Problem description
Repeat each line of the material exactly.

Record list
----

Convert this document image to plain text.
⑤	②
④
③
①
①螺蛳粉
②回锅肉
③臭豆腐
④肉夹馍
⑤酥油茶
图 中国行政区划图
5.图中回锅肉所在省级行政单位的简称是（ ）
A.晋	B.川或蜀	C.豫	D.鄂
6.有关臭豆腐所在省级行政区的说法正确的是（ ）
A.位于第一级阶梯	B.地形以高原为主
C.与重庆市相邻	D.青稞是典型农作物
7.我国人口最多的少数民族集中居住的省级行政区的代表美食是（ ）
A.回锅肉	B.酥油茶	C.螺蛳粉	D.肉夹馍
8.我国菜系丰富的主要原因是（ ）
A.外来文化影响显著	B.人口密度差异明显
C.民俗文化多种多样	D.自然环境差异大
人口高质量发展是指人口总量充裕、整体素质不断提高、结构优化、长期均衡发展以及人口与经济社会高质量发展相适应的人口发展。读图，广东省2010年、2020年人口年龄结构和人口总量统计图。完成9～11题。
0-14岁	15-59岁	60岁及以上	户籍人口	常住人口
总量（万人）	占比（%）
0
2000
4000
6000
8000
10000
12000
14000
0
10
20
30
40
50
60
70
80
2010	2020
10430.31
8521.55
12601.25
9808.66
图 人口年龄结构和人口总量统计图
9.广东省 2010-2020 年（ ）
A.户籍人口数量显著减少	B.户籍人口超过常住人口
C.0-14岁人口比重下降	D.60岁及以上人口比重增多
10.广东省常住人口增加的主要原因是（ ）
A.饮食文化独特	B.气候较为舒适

----

Solution below
Convert this document image to plain text.
⑤	②
④
③
①
①螺蛳粉
②回锅肉
③臭豆腐
④肉夹馍
⑤酥油茶
图 中国行政区划图
5.图中回锅肉所在省级行政单位的简称是（ ）
A.晋	B.川或蜀	C.豫	D.鄂
6.有关臭豆腐所在省级行政区的说法正确的是（ ）
A.位于第一级阶梯	B.地形以高原为主
C.与重庆市相邻	D.青稞是典型农作物
7.我国人口最多的少数民族集中居住的省级行政区的代表美食是（ ）
A.回锅肉	B.酥油茶	C.螺蛳粉	D.肉夹馍
8.我国菜系丰富的主要原因是（ ）
A.外来文化影响显著	B.人口密度差异明显
C.民俗文化多种多样	D.自然环境差异大
人口高质量发展是指人口总量充裕、整体素质不断提高、结构优化、长期均衡发展以及人口与经济社会高质量发展相适应的人口发展。读图，广东省2010年、2020年人口年龄结构和人口总量统计图。完成9～11题。
0-14岁	15-59岁	60岁及以上	户籍人口	常住人口
总量（万人）	占比（%）
0
2000
4000
6000
8000
10000
12000
14000
0
10
20
30
40
50
60
70
80
2010	2020
10430.31
8521.55
12601.25
9808.66
图 人口年龄结构和人口总量统计图
9.广东省 2010-2020 年（ ）
A.户籍人口数量显著减少	B.户籍人口超过常住人口
C.0-14岁人口比重下降	D.60岁及以上人口比重增多
10.广东省常住人口增加的主要原因是（ ）
A.饮食文化独特	B.气候较为舒适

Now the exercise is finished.